# [Records shown]
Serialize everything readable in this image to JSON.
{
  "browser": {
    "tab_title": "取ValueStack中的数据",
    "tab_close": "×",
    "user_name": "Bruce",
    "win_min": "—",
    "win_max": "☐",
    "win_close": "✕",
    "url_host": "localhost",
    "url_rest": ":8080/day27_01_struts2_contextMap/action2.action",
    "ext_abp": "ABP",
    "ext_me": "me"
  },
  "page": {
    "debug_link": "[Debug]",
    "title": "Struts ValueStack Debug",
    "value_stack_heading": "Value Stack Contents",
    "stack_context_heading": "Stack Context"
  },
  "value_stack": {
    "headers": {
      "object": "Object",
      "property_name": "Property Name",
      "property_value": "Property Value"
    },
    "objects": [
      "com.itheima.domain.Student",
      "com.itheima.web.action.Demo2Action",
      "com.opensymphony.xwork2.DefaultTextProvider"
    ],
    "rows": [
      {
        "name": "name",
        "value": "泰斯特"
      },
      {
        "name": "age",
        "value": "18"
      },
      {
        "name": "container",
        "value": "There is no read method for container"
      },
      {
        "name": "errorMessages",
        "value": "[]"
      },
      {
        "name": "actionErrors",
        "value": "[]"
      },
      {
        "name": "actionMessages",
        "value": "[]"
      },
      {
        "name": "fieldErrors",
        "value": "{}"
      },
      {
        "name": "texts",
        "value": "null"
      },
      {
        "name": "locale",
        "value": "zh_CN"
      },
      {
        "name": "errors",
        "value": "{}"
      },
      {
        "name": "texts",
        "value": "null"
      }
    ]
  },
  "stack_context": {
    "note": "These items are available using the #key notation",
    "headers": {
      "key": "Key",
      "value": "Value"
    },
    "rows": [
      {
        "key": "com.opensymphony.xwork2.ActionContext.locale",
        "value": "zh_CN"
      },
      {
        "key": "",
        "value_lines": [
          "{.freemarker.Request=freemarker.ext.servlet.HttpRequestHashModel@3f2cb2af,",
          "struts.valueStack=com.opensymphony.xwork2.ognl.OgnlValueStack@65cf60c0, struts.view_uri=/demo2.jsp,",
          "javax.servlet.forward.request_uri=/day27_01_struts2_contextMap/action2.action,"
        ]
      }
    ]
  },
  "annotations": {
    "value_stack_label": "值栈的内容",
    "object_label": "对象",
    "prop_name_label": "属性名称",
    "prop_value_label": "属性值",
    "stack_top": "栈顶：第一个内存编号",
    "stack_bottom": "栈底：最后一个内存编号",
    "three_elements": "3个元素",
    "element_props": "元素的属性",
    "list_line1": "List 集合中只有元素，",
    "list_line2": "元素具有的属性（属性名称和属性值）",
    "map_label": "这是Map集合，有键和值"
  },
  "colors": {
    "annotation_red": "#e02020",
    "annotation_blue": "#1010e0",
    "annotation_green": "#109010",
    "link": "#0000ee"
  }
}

# [Do this]
Give the entries again in full, exactly as they are written.

# [Solution for this problem]
Serialize everything readable in this image to JSON.
{
  "browser": {
    "tab_title": "取ValueStack中的数据",
    "tab_close": "×",
    "user_name": "Bruce",
    "win_min": "—",
    "win_max": "☐",
    "win_close": "✕",
    "url_host": "localhost",
    "url_rest": ":8080/day27_01_struts2_contextMap/action2.action",
    "ext_abp": "ABP",
    "ext_me": "me"
  },
  "page": {
    "debug_link": "[Debug]",
    "title": "Struts ValueStack Debug",
    "value_stack_heading": "Value Stack Contents",
    "stack_context_heading": "Stack Context"
  },
  "value_stack": {
    "headers": {
      "object": "Object",
      "property_name": "Property Name",
      "property_value": "Property Value"
    },
    "objects": [
      "com.itheima.domain.Student",
      "com.itheima.web.action.Demo2Action",
      "com.opensymphony.xwork2.DefaultTextProvider"
    ],
    "rows": [
      {
        "name": "name",
        "value": "泰斯特"
      },
      {
        "name": "age",
        "value": "18"
      },
      {
        "name": "container",
        "value": "There is no read method for container"
      },
      {
        "name": "errorMessages",
        "value": "[]"
      },
      {
        "name": "actionErrors",
        "value": "[]"
      },
      {
        "name": "actionMessages",
        "value": "[]"
      },
      {
        "name": "fieldErrors",
        "value": "{}"
      },
      {
        "name": "texts",
        "value": "null"
      },
      {
        "name": "locale",
        "value": "zh_CN"
      },
      {
        "name": "errors",
        "value": "{}"
      },
      {
        "name": "texts",
        "value": "null"
      }
    ]
  },
  "stack_context": {
    "note": "These items are available using the #key notation",
    "headers": {
      "key": "Key",
      "value": "Value"
    },
    "rows": [
      {
        "key": "com.opensymphony.xwork2.ActionContext.locale",
        "value": "zh_CN"
      },
      {
        "key": "",
        "value_lines": [
          "{.freemarker.Request=freemarker.ext.servlet.HttpRequestHashModel@3f2cb2af,",
          "struts.valueStack=com.opensymphony.xwork2.ognl.OgnlValueStack@65cf60c0, struts.view_uri=/demo2.jsp,",
          "javax.servlet.forward.request_uri=/day27_01_struts2_contextMap/action2.action,"
        ]
      }
    ]
  },
  "annotations": {
    "value_stack_label": "值栈的内容",
    "object_label": "对象",
    "prop_name_label": "属性名称",
    "prop_value_label": "属性值",
    "stack_top": "栈顶：第一个内存编号",
    "stack_bottom": "栈底：最后一个内存编号",
    "three_elements": "3个元素",
    "element_props": "元素的属性",
    "list_line1": "List 集合中只有元素，",
    "list_line2": "元素具有的属性（属性名称和属性值）",
    "map_label": "这是Map集合，有键和值"
  },
  "colors": {
    "annotation_red": "#e02020",
    "annotation_blue": "#1010e0",
    "annotation_green": "#109010",
    "link": "#0000ee"
  }
}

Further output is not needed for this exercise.